= Short problem =
Print every entry exactly as written.
------ Listing ------
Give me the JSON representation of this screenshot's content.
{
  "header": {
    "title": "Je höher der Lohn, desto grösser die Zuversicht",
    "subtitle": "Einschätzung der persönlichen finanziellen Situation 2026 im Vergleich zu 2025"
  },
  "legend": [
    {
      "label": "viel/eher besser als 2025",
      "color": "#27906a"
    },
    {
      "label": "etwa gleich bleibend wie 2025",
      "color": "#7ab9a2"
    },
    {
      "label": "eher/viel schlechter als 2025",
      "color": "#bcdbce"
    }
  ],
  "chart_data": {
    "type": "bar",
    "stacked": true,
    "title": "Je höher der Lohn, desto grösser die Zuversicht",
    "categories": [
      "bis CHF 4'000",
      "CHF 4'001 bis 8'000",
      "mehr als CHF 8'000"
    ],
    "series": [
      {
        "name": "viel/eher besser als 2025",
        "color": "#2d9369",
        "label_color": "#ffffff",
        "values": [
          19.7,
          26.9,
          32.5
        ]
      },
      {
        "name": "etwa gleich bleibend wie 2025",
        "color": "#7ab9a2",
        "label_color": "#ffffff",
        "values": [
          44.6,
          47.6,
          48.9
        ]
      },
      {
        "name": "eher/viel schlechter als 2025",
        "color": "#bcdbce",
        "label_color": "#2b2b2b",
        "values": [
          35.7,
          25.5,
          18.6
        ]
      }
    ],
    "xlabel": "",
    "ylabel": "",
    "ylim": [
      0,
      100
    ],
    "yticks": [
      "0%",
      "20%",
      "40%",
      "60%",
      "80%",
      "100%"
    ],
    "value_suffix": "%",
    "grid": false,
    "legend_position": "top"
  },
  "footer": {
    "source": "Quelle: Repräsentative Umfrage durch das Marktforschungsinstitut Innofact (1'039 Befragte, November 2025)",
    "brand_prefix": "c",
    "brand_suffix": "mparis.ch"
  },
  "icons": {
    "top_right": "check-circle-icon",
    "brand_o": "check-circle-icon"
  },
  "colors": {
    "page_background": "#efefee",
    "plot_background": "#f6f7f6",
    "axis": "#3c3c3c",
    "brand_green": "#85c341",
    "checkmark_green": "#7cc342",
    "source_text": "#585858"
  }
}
------
= Response to the exercise =
Give me the JSON representation of this screenshot's content.
{
  "header": {
    "title": "Je höher der Lohn, desto grösser die Zuversicht",
    "subtitle": "Einschätzung der persönlichen finanziellen Situation 2026 im Vergleich zu 2025"
  },
  "legend": [
    {
      "label": "viel/eher besser als 2025",
      "color": "#27906a"
    },
    {
      "label": "etwa gleich bleibend wie 2025",
      "color": "#7ab9a2"
    },
    {
      "label": "eher/viel schlechter als 2025",
      "color": "#bcdbce"
    }
  ],
  "chart_data": {
    "type": "bar",
    "stacked": true,
    "title": "Je höher der Lohn, desto grösser die Zuversicht",
    "categories": [
      "bis CHF 4'000",
      "CHF 4'001 bis 8'000",
      "mehr als CHF 8'000"
    ],
    "series": [
      {
        "name": "viel/eher besser als 2025",
        "color": "#2d9369",
        "label_color": "#ffffff",
        "values": [
          19.7,
          26.9,
          32.5
        ]
      },
      {
        "name": "etwa gleich bleibend wie 2025",
        "color": "#7ab9a2",
        "label_color": "#ffffff",
        "values": [
          44.6,
          47.6,
          48.9
        ]
      },
      {
        "name": "eher/viel schlechter als 2025",
        "color": "#bcdbce",
        "label_color": "#2b2b2b",
        "values": [
          35.7,
          25.5,
          18.6
        ]
      }
    ],
    "xlabel": "",
    "ylabel": "",
    "ylim": [
      0,
      100
    ],
    "yticks": [
      "0%",
      "20%",
      "40%",
      "60%",
      "80%",
      "100%"
    ],
    "value_suffix": "%",
    "grid": false,
    "legend_position": "top"
  },
  "footer": {
    "source": "Quelle: Repräsentative Umfrage durch das Marktforschungsinstitut Innofact (1'039 Befragte, November 2025)",
    "brand_prefix": "c",
    "brand_suffix": "mparis.ch"
  },
  "icons": {
    "top_right": "check-circle-icon",
    "brand_o": "check-circle-icon"
  },
  "colors": {
    "page_background": "#efefee",
    "plot_background": "#f6f7f6",
    "axis": "#3c3c3c",
    "brand_green": "#85c341",
    "checkmark_green": "#7cc342",
    "source_text": "#585858"
  }
}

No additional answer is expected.